▶ Aim:
Retype the stretch of items from the line containing "open-project-icon[interactable] <box>40 9" through the line containing "import-map-button[interactable]: Import Map", both included, without changing anything.
===== Records for this task =====
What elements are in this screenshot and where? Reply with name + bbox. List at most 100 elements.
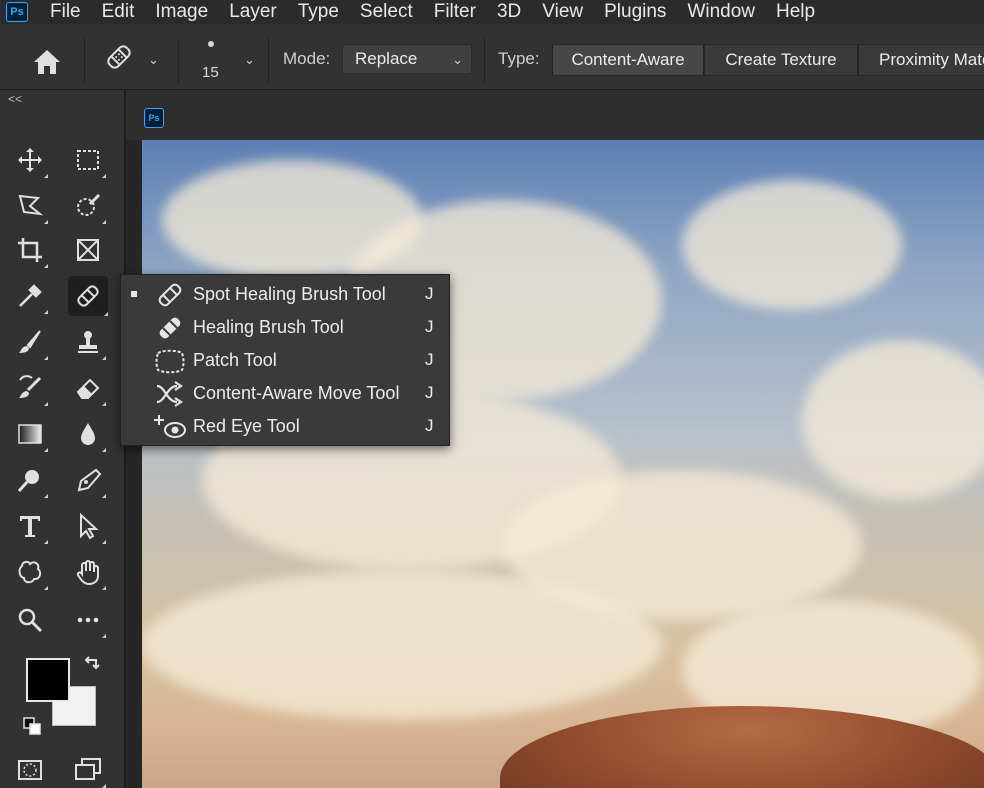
zoom-tool[interactable] (12, 602, 48, 638)
move-tool[interactable] (12, 142, 48, 178)
photoshop-window: Ps File Edit Image Layer Type Select Fil… (0, 0, 984, 788)
hand-tool[interactable] (70, 554, 106, 590)
pen-icon (77, 468, 102, 492)
flyout-item-label: Content-Aware Move Tool (193, 383, 400, 403)
document-tab-icon[interactable]: Ps (144, 108, 164, 128)
flyout-item-label: Red Eye Tool (193, 416, 300, 436)
brush-icon (19, 330, 41, 353)
default-colors-icon[interactable] (22, 716, 42, 736)
flyout-item-healing-brush[interactable]: Healing Brush Tool J (121, 311, 451, 344)
healing-tools-flyout: Spot Healing Brush Tool J Healing Brush … (120, 274, 450, 446)
type-content-aware-button[interactable]: Content-Aware (552, 44, 704, 76)
flyout-item-shortcut: J (425, 383, 434, 402)
spot-healing-brush-tool[interactable] (68, 276, 108, 316)
screen-mode-button[interactable] (70, 752, 106, 788)
menu-plugins[interactable]: Plugins (604, 1, 666, 23)
flyout-item-spot-healing-brush[interactable]: Spot Healing Brush Tool J (121, 278, 451, 311)
menu-select[interactable]: Select (360, 1, 413, 23)
red-eye-icon (154, 415, 186, 438)
rectangular-marquee-tool[interactable] (70, 142, 106, 178)
photoshop-logo[interactable]: Ps (6, 2, 28, 22)
eraser-tool[interactable] (70, 370, 106, 406)
more-icon (77, 617, 99, 623)
tool-preset-picker[interactable] (102, 40, 136, 74)
brush-size-value: 15 (202, 64, 219, 81)
flyout-item-shortcut: J (425, 284, 434, 303)
type-proximity-match-button[interactable]: Proximity Matc (858, 44, 984, 76)
history-brush-icon (19, 375, 42, 398)
menu-view[interactable]: View (542, 1, 583, 23)
path-selection-tool[interactable] (70, 508, 106, 544)
separator (484, 38, 485, 84)
flyout-item-label: Healing Brush Tool (193, 317, 344, 337)
cloud (142, 570, 662, 720)
dodge-icon (17, 470, 39, 492)
custom-shape-tool[interactable] (12, 554, 48, 590)
eyedropper-tool[interactable] (12, 278, 48, 314)
selected-bullet-icon (131, 291, 137, 297)
menu-edit[interactable]: Edit (102, 1, 135, 23)
quick-selection-tool[interactable] (70, 188, 106, 224)
clone-stamp-tool[interactable] (70, 324, 106, 360)
brush-size-preview[interactable] (208, 41, 214, 47)
menu-3d[interactable]: 3D (497, 1, 521, 23)
move-icon (18, 148, 42, 172)
separator (268, 38, 269, 84)
quick-mask-button[interactable] (12, 752, 48, 788)
collapse-panel-button[interactable]: << (8, 92, 22, 106)
flyout-item-label: Patch Tool (193, 350, 277, 370)
pen-tool[interactable] (70, 462, 106, 498)
menu-type[interactable]: Type (298, 1, 339, 23)
frame-tool[interactable] (70, 232, 106, 268)
swap-colors-icon[interactable] (82, 654, 102, 674)
dodge-tool[interactable] (12, 462, 48, 498)
chevron-down-icon: ⌄ (452, 52, 463, 67)
gradient-tool[interactable] (12, 416, 48, 452)
flyout-item-patch[interactable]: Patch Tool J (121, 344, 451, 377)
crop-tool[interactable] (12, 232, 48, 268)
cloud (802, 340, 984, 500)
flyout-item-red-eye[interactable]: Red Eye Tool J (121, 410, 451, 443)
flyout-item-label: Spot Healing Brush Tool (193, 284, 386, 304)
mode-select[interactable]: Replace ⌄ (342, 44, 472, 74)
spot-healing-brush-icon (158, 283, 182, 307)
object-selection-icon (77, 193, 101, 216)
cloud (682, 180, 902, 310)
home-icon[interactable] (32, 48, 62, 76)
foreground-color-swatch[interactable] (26, 658, 70, 702)
menu-window[interactable]: Window (687, 1, 755, 23)
flyout-item-content-aware-move[interactable]: Content-Aware Move Tool J (121, 377, 451, 410)
chevron-down-icon[interactable]: ⌄ (244, 52, 255, 68)
menu-layer[interactable]: Layer (229, 1, 277, 23)
lasso-tool[interactable] (12, 188, 48, 224)
chevron-down-icon[interactable]: ⌄ (148, 52, 159, 68)
type-icon (20, 516, 40, 537)
gradient-icon (18, 424, 42, 444)
zoom-icon (18, 608, 43, 633)
menu-image[interactable]: Image (155, 1, 208, 23)
patch-icon (155, 349, 185, 374)
type-create-texture-button[interactable]: Create Texture (704, 44, 858, 76)
water-drop-icon (81, 423, 95, 445)
options-bar: ⌄ 15 ⌄ Mode: Replace ⌄ Type: Content-Awa… (0, 24, 984, 90)
eraser-icon (76, 378, 100, 399)
menu-bar: Ps File Edit Image Layer Type Select Fil… (0, 0, 984, 24)
edit-toolbar-button[interactable] (70, 602, 106, 638)
marquee-icon (77, 150, 99, 170)
history-brush-tool[interactable] (12, 370, 48, 406)
spot-healing-brush-icon (107, 45, 131, 69)
menu-help[interactable]: Help (776, 1, 815, 23)
menu-filter[interactable]: Filter (434, 1, 476, 23)
screen-mode-icon (75, 758, 101, 780)
content-aware-move-icon (156, 381, 183, 407)
eyedropper-icon (19, 284, 42, 307)
blur-tool[interactable] (70, 416, 106, 452)
menu-file[interactable]: File (50, 1, 81, 23)
flyout-item-shortcut: J (425, 317, 434, 336)
healing-brush-icon (159, 317, 181, 339)
flyout-item-shortcut: J (425, 416, 434, 435)
brush-tool[interactable] (12, 324, 48, 360)
separator (84, 38, 85, 84)
type-tool[interactable] (12, 508, 48, 544)
image-canvas[interactable] (142, 140, 984, 788)
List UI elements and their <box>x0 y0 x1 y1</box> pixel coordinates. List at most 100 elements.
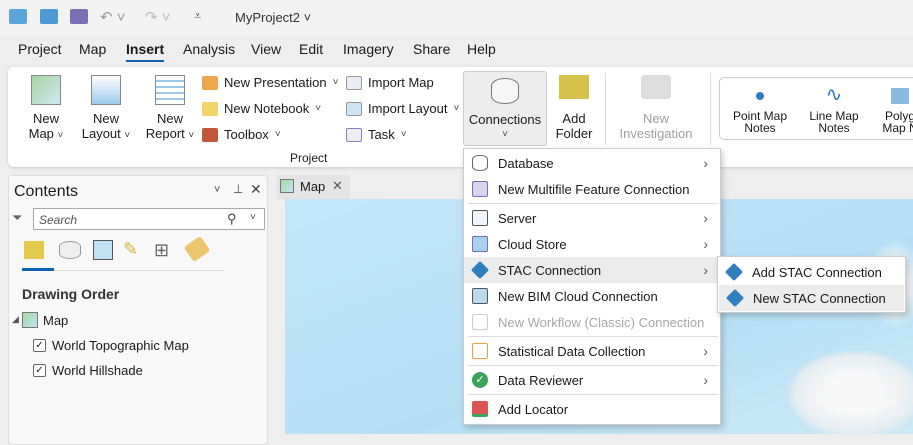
open-project-icon[interactable] <box>40 9 58 24</box>
map-node[interactable]: Map <box>43 313 68 328</box>
new-presentation-button[interactable]: New Presentation ˅ <box>202 75 338 90</box>
import-map-button[interactable]: Import Map <box>346 75 434 90</box>
chevron-down-icon[interactable]: ˅ <box>250 212 256 223</box>
new-map-icon <box>31 75 61 105</box>
cloud-store-icon <box>472 236 488 252</box>
new-layout-button[interactable]: New Layout ˅ <box>78 75 134 143</box>
map-tab-label: Map <box>300 179 326 194</box>
menu-item-new-stac-connection[interactable]: New STAC Connection <box>719 285 904 311</box>
menu-item-statistical-data-collection[interactable]: Statistical Data Collection › <box>464 338 720 364</box>
polygon-map-notes-button[interactable]: PolygMap N <box>880 84 913 134</box>
check-circle-icon: ✓ <box>472 372 488 388</box>
line-icon: ∿ <box>825 84 843 106</box>
connections-button[interactable]: Connections ˅ <box>463 71 547 146</box>
list-by-selection-icon[interactable] <box>93 240 113 260</box>
drawing-order-heading: Drawing Order <box>22 286 120 302</box>
undo-icon[interactable]: ↶ ˅ <box>100 8 126 26</box>
menu-item-stac-connection[interactable]: STAC Connection › <box>464 257 720 283</box>
label: New Presentation <box>224 75 327 90</box>
tab-map[interactable]: Map <box>79 41 106 57</box>
label: Toolbox <box>224 127 269 142</box>
label: Notes <box>818 121 850 135</box>
tab-view[interactable]: View <box>251 41 281 57</box>
toolbox-button[interactable]: Toolbox ˅ <box>202 127 281 142</box>
tab-share[interactable]: Share <box>413 41 450 57</box>
search-icon[interactable]: ⚲ <box>227 211 237 227</box>
expand-triangle-icon[interactable]: ◢ <box>12 314 19 325</box>
divider <box>468 394 718 395</box>
new-report-button[interactable]: New Report ˅ <box>142 75 198 143</box>
menu-item-data-reviewer[interactable]: ✓ Data Reviewer › <box>464 367 720 393</box>
statistical-data-icon <box>472 343 488 359</box>
chevron-right-icon: › <box>703 210 708 226</box>
label: Add STAC Connection <box>752 264 882 280</box>
pencil-icon[interactable]: ✎ <box>123 239 138 260</box>
new-investigation-button: New Investigation <box>614 75 698 141</box>
list-by-source-icon[interactable] <box>59 241 81 259</box>
layer-name[interactable]: World Topographic Map <box>52 338 189 353</box>
new-project-icon[interactable] <box>9 9 27 24</box>
customize-toolbar-icon[interactable]: ⩡ <box>194 8 201 24</box>
tab-insert[interactable]: Insert <box>126 41 165 62</box>
map-view-tab[interactable]: Map ✕ <box>277 175 350 199</box>
menu-item-new-bim-cloud-connection[interactable]: New BIM Cloud Connection <box>464 283 720 309</box>
stac-submenu: Add STAC Connection New STAC Connection <box>717 256 906 313</box>
search-input[interactable]: Search ⚲ ˅ <box>33 208 265 230</box>
tab-edit[interactable]: Edit <box>299 41 323 57</box>
pane-options-icon[interactable]: ˅ <box>214 184 220 196</box>
drawing-order-icon[interactable] <box>24 241 44 259</box>
label: Cloud Store <box>498 236 567 252</box>
project-title[interactable]: MyProject2 ˅ <box>235 10 311 25</box>
label: Connections <box>468 112 542 127</box>
filter-icon[interactable]: ⏷ <box>12 210 22 226</box>
menu-item-server[interactable]: Server › <box>464 205 720 231</box>
label-tag-icon[interactable] <box>183 235 211 263</box>
label: New STAC Connection <box>753 290 886 306</box>
pin-icon[interactable]: ⊥ <box>233 182 243 196</box>
redo-icon[interactable]: ↷ ˅ <box>145 8 171 26</box>
divider <box>54 270 224 271</box>
add-stac-icon <box>724 262 744 282</box>
layer-checkbox[interactable]: ✓ <box>33 364 46 377</box>
label: Map N <box>882 121 913 135</box>
toolbox-icon <box>202 127 218 142</box>
new-notebook-button[interactable]: New Notebook ˅ <box>202 101 321 116</box>
save-project-icon[interactable] <box>70 9 88 24</box>
tab-project[interactable]: Project <box>18 41 62 57</box>
label: Import Layout <box>368 101 448 116</box>
label: Add <box>562 111 586 126</box>
menu-item-add-locator[interactable]: Add Locator <box>464 396 720 422</box>
close-tab-icon[interactable]: ✕ <box>332 178 343 194</box>
line-map-notes-button[interactable]: ∿ Line Map Notes <box>802 84 866 134</box>
label: Notes <box>744 121 776 135</box>
menu-item-add-stac-connection[interactable]: Add STAC Connection <box>718 259 905 285</box>
layer-checkbox[interactable]: ✓ <box>33 339 46 352</box>
menu-item-cloud-store[interactable]: Cloud Store › <box>464 231 720 257</box>
chevron-down-icon: ˅ <box>502 129 508 140</box>
snapping-icon[interactable]: ⊞ <box>154 240 169 261</box>
task-button[interactable]: Task ˅ <box>346 127 407 142</box>
server-icon <box>472 210 488 226</box>
chevron-right-icon: › <box>703 155 708 171</box>
chevron-right-icon: › <box>703 262 708 278</box>
label: Data Reviewer <box>498 372 584 388</box>
tab-imagery[interactable]: Imagery <box>343 41 394 57</box>
menu-item-database[interactable]: Database › <box>464 150 720 176</box>
folder-add-icon <box>559 75 589 99</box>
tab-analysis[interactable]: Analysis <box>183 41 235 57</box>
new-layout-icon <box>91 75 121 105</box>
import-map-icon <box>346 75 362 90</box>
multifile-icon <box>472 181 488 197</box>
close-icon[interactable]: ✕ <box>250 181 262 198</box>
tab-help[interactable]: Help <box>467 41 496 57</box>
divider <box>710 73 711 145</box>
menu-item-new-multifile-feature-connection[interactable]: New Multifile Feature Connection <box>464 176 720 202</box>
new-map-button[interactable]: New Map ˅ <box>22 75 70 143</box>
map-icon <box>280 179 294 193</box>
label: New <box>156 111 183 126</box>
layer-name[interactable]: World Hillshade <box>52 363 143 378</box>
point-map-notes-button[interactable]: Point Map Notes <box>726 84 794 134</box>
label: Server <box>498 210 537 226</box>
add-folder-button[interactable]: Add Folder <box>552 75 596 141</box>
import-layout-button[interactable]: Import Layout ˅ <box>346 101 459 116</box>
=====
▶ Reply:
open-project-icon[interactable] <box>40 9 58 24</box>
map-node[interactable]: Map <box>43 313 68 328</box>
new-presentation-button[interactable]: New Presentation ˅ <box>202 75 338 90</box>
import-map-button[interactable]: Import Map <box>346 75 434 90</box>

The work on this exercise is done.